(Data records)
───

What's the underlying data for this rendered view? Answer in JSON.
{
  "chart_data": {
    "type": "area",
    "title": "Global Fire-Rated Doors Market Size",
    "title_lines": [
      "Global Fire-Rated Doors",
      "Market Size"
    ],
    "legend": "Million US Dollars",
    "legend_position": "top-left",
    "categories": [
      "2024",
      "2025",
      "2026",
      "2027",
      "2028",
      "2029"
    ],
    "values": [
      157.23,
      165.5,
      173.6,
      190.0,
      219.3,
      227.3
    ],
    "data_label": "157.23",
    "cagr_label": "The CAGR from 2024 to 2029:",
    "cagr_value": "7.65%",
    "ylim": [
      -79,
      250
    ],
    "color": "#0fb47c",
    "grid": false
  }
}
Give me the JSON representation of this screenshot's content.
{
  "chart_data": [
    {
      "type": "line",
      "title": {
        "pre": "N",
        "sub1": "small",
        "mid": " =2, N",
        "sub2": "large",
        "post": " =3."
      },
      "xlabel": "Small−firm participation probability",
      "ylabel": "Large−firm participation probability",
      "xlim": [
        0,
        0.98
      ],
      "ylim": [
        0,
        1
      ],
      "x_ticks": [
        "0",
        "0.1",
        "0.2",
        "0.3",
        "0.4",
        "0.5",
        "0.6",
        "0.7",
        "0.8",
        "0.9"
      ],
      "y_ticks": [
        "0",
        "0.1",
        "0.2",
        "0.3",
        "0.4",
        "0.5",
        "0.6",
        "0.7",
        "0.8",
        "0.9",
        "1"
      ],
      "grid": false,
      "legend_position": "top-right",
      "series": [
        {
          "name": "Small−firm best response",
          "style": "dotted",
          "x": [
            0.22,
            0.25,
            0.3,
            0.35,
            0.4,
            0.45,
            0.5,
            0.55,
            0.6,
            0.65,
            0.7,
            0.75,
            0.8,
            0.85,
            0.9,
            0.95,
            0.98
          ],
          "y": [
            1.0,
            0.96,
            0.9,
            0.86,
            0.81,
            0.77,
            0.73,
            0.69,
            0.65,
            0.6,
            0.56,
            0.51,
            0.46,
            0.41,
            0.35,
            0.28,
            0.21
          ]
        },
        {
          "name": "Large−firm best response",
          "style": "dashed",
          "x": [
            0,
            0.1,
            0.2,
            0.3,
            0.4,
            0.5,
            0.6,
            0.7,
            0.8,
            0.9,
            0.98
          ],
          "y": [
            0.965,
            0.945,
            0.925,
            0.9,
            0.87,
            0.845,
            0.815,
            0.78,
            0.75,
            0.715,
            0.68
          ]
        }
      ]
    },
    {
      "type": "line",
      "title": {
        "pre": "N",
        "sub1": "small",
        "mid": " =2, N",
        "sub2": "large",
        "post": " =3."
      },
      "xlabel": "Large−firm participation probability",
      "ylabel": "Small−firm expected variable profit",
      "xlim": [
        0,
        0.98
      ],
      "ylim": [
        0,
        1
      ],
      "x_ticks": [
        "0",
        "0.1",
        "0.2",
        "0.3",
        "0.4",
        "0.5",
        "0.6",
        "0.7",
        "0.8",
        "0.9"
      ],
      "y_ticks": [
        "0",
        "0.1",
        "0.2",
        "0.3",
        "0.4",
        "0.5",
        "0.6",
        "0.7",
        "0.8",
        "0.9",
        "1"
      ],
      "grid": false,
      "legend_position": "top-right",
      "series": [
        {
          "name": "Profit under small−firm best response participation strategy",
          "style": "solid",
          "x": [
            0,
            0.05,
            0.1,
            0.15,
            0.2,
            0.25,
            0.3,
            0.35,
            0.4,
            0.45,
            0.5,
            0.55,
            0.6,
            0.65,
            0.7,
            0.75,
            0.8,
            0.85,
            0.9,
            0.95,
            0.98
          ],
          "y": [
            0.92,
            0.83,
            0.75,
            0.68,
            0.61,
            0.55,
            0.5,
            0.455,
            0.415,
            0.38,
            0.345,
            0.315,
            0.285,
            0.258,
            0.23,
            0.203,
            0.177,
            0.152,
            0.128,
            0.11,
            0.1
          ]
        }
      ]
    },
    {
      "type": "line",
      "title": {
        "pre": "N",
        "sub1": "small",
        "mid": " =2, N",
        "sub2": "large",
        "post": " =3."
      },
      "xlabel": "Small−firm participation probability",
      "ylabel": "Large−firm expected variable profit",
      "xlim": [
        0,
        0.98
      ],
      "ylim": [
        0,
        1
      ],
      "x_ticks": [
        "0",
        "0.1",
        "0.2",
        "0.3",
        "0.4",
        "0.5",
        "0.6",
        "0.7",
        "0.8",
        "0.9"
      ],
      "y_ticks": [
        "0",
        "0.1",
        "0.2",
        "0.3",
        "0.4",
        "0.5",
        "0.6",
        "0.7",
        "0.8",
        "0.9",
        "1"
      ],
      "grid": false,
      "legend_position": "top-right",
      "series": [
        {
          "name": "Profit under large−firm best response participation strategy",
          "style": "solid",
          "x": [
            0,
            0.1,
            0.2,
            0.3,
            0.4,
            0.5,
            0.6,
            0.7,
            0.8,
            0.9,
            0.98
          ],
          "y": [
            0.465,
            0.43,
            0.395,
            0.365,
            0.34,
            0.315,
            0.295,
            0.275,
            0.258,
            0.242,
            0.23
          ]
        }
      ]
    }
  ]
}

───

> Aim
Reproduce the material above, every line of it, exactly.

> Result
What's the underlying data for this rendered view? Answer in JSON.
{
  "chart_data": {
    "type": "area",
    "title": "Global Fire-Rated Doors Market Size",
    "title_lines": [
      "Global Fire-Rated Doors",
      "Market Size"
    ],
    "legend": "Million US Dollars",
    "legend_position": "top-left",
    "categories": [
      "2024",
      "2025",
      "2026",
      "2027",
      "2028",
      "2029"
    ],
    "values": [
      157.23,
      165.5,
      173.6,
      190.0,
      219.3,
      227.3
    ],
    "data_label": "157.23",
    "cagr_label": "The CAGR from 2024 to 2029:",
    "cagr_value": "7.65%",
    "ylim": [
      -79,
      250
    ],
    "color": "#0fb47c",
    "grid": false
  }
}
Give me the JSON representation of this screenshot's content.
{
  "chart_data": [
    {
      "type": "line",
      "title": {
        "pre": "N",
        "sub1": "small",
        "mid": " =2, N",
        "sub2": "large",
        "post": " =3."
      },
      "xlabel": "Small−firm participation probability",
      "ylabel": "Large−firm participation probability",
      "xlim": [
        0,
        0.98
      ],
      "ylim": [
        0,
        1
      ],
      "x_ticks": [
        "0",
        "0.1",
        "0.2",
        "0.3",
        "0.4",
        "0.5",
        "0.6",
        "0.7",
        "0.8",
        "0.9"
      ],
      "y_ticks": [
        "0",
        "0.1",
        "0.2",
        "0.3",
        "0.4",
        "0.5",
        "0.6",
        "0.7",
        "0.8",
        "0.9",
        "1"
      ],
      "grid": false,
      "legend_position": "top-right",
      "series": [
        {
          "name": "Small−firm best response",
          "style": "dotted",
          "x": [
            0.22,
            0.25,
            0.3,
            0.35,
            0.4,
            0.45,
            0.5,
            0.55,
            0.6,
            0.65,
            0.7,
            0.75,
            0.8,
            0.85,
            0.9,
            0.95,
            0.98
          ],
          "y": [
            1.0,
            0.96,
            0.9,
            0.86,
            0.81,
            0.77,
            0.73,
            0.69,
            0.65,
            0.6,
            0.56,
            0.51,
            0.46,
            0.41,
            0.35,
            0.28,
            0.21
          ]
        },
        {
          "name": "Large−firm best response",
          "style": "dashed",
          "x": [
            0,
            0.1,
            0.2,
            0.3,
            0.4,
            0.5,
            0.6,
            0.7,
            0.8,
            0.9,
            0.98
          ],
          "y": [
            0.965,
            0.945,
            0.925,
            0.9,
            0.87,
            0.845,
            0.815,
            0.78,
            0.75,
            0.715,
            0.68
          ]
        }
      ]
    },
    {
      "type": "line",
      "title": {
        "pre": "N",
        "sub1": "small",
        "mid": " =2, N",
        "sub2": "large",
        "post": " =3."
      },
      "xlabel": "Large−firm participation probability",
      "ylabel": "Small−firm expected variable profit",
      "xlim": [
        0,
        0.98
      ],
      "ylim": [
        0,
        1
      ],
      "x_ticks": [
        "0",
        "0.1",
        "0.2",
        "0.3",
        "0.4",
        "0.5",
        "0.6",
        "0.7",
        "0.8",
        "0.9"
      ],
      "y_ticks": [
        "0",
        "0.1",
        "0.2",
        "0.3",
        "0.4",
        "0.5",
        "0.6",
        "0.7",
        "0.8",
        "0.9",
        "1"
      ],
      "grid": false,
      "legend_position": "top-right",
      "series": [
        {
          "name": "Profit under small−firm best response participation strategy",
          "style": "solid",
          "x": [
            0,
            0.05,
            0.1,
            0.15,
            0.2,
            0.25,
            0.3,
            0.35,
            0.4,
            0.45,
            0.5,
            0.55,
            0.6,
            0.65,
            0.7,
            0.75,
            0.8,
            0.85,
            0.9,
            0.95,
            0.98
          ],
          "y": [
            0.92,
            0.83,
            0.75,
            0.68,
            0.61,
            0.55,
            0.5,
            0.455,
            0.415,
            0.38,
            0.345,
            0.315,
            0.285,
            0.258,
            0.23,
            0.203,
            0.177,
            0.152,
            0.128,
            0.11,
            0.1
          ]
        }
      ]
    },
    {
      "type": "line",
      "title": {
        "pre": "N",
        "sub1": "small",
        "mid": " =2, N",
        "sub2": "large",
        "post": " =3."
      },
      "xlabel": "Small−firm participation probability",
      "ylabel": "Large−firm expected variable profit",
      "xlim": [
        0,
        0.98
      ],
      "ylim": [
        0,
        1
      ],
      "x_ticks": [
        "0",
        "0.1",
        "0.2",
        "0.3",
        "0.4",
        "0.5",
        "0.6",
        "0.7",
        "0.8",
        "0.9"
      ],
      "y_ticks": [
        "0",
        "0.1",
        "0.2",
        "0.3",
        "0.4",
        "0.5",
        "0.6",
        "0.7",
        "0.8",
        "0.9",
        "1"
      ],
      "grid": false,
      "legend_position": "top-right",
      "series": [
        {
          "name": "Profit under large−firm best response participation strategy",
          "style": "solid",
          "x": [
            0,
            0.1,
            0.2,
            0.3,
            0.4,
            0.5,
            0.6,
            0.7,
            0.8,
            0.9,
            0.98
          ],
          "y": [
            0.465,
            0.43,
            0.395,
            0.365,
            0.34,
            0.315,
            0.295,
            0.275,
            0.258,
            0.242,
            0.23
          ]
        }
      ]
    }
  ]
}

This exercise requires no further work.